◆ EXERCISE OBJECTIVE ◆
Transcribe word for word the passage of the forum thread about forgetting to weight a model's nose, from "I ordered those" up to and including "that puppy down.".

◆ DOCUMENT EXTRACT ◆
# Forget to weight the nose?



## John P (Sep 1, 1999)

I do it occasionally. I'm building R/M's 1/32 F-15E as an Isreali F-15I using the Meteor conversion and IsraDecals. I realsized right after I put the landing gear on that I'd forgotten to weight the nose, and it tottered likt a see saw on its main wheels. But the fuselage was all sealed up already!

Solution? The Strike Eagel carries a LOT of bombs. I built every bomb that hangs in front of the center of gravity with as much lead shot in it as I could stuff. (I mounted CBUs 'cause they have more internal volume).

It works! I have a nosewheel-sitter now.


----------



## roadrner (Jul 21, 1999)

Good fix. I did a B-25 once without the weight. Ended up dropping glue soaked bbs through an opening in the back and let them roll towards the nose. After awhile I had enough in there to keep the front end down and didn't even have a rattle. DOH! rr


----------



## Roguepink (Sep 18, 2003)

We had a prototype model all done, decals, paint, the works. Set it on it's wheels and WHOOPS it tipped back on the tail booms.

In this case, the designer had to cut a hole under the nose/canopy and drop in lead weights till it sat right, patch the hole, and do all the clean-up from there.

Expensive mistake on a one-of-three prototype. The production version will be suitably weighted.


----------



## fluke (Feb 27, 2001)

I ordered those pre made nose weights for my 1/48 B-24J ....and later realized that they are meant to be placed in an area that I plan on adding detail to ...DOH!

The only thing I can think of now is to display the finished model on a thin display base that the front tire can hook into somehow.


----------



## John P (Sep 1, 1999)

Pin the tires to the base? Drill holes up into the tires and down into the base and glue that puppy down.


----------



## fluke (Feb 27, 2001)

Before the front tire ( that is resin and weighted ) is painted and mounted to the strut, I would just drill a hole in the bottom then add a thin piece of plastic accross half of the hole.....then on the base a small bent brass rod would hook the bottom the wheel nice and snug.

I hate the idea of a 1/48 Bomber with a 27 inch wingspan permantly mounted to a base....Diorama or not.

In fact .....because the main wings fit so nice to begin with and with some magic sculpt I may make the wings removable so I can store it and get it to contests easier....maybe.


----------

◆ SOURCE MATERIAL ◆
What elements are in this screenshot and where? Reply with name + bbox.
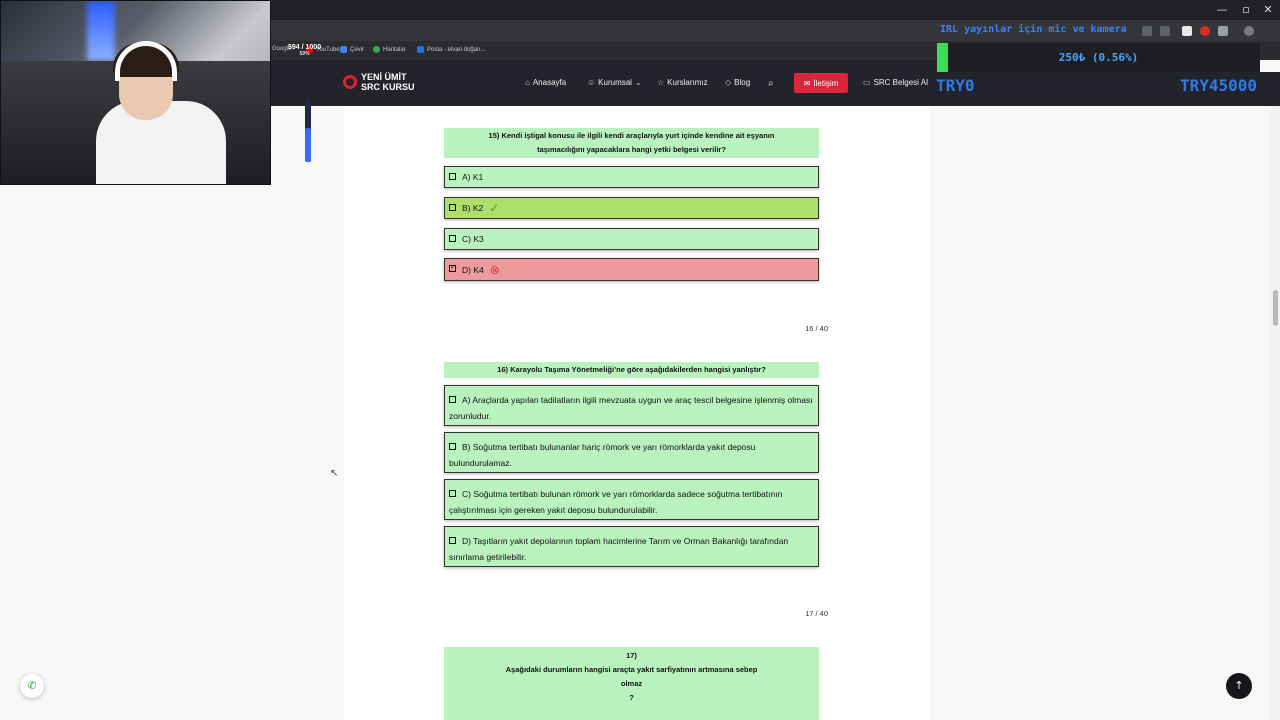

◆ ANSWER TO THIS TASK ◆
I ordered those pre made nose weights for my 1/48 B-24J ....and later realized that they are meant to be placed in an area that I plan on adding detail to ...DOH!

The only thing I can think of now is to display the finished model on a thin display base that the front tire can hook into somehow.


----------



## John P (Sep 1, 1999)

Pin the tires to the base? Drill holes up into the tires and down into the base and glue that puppy down.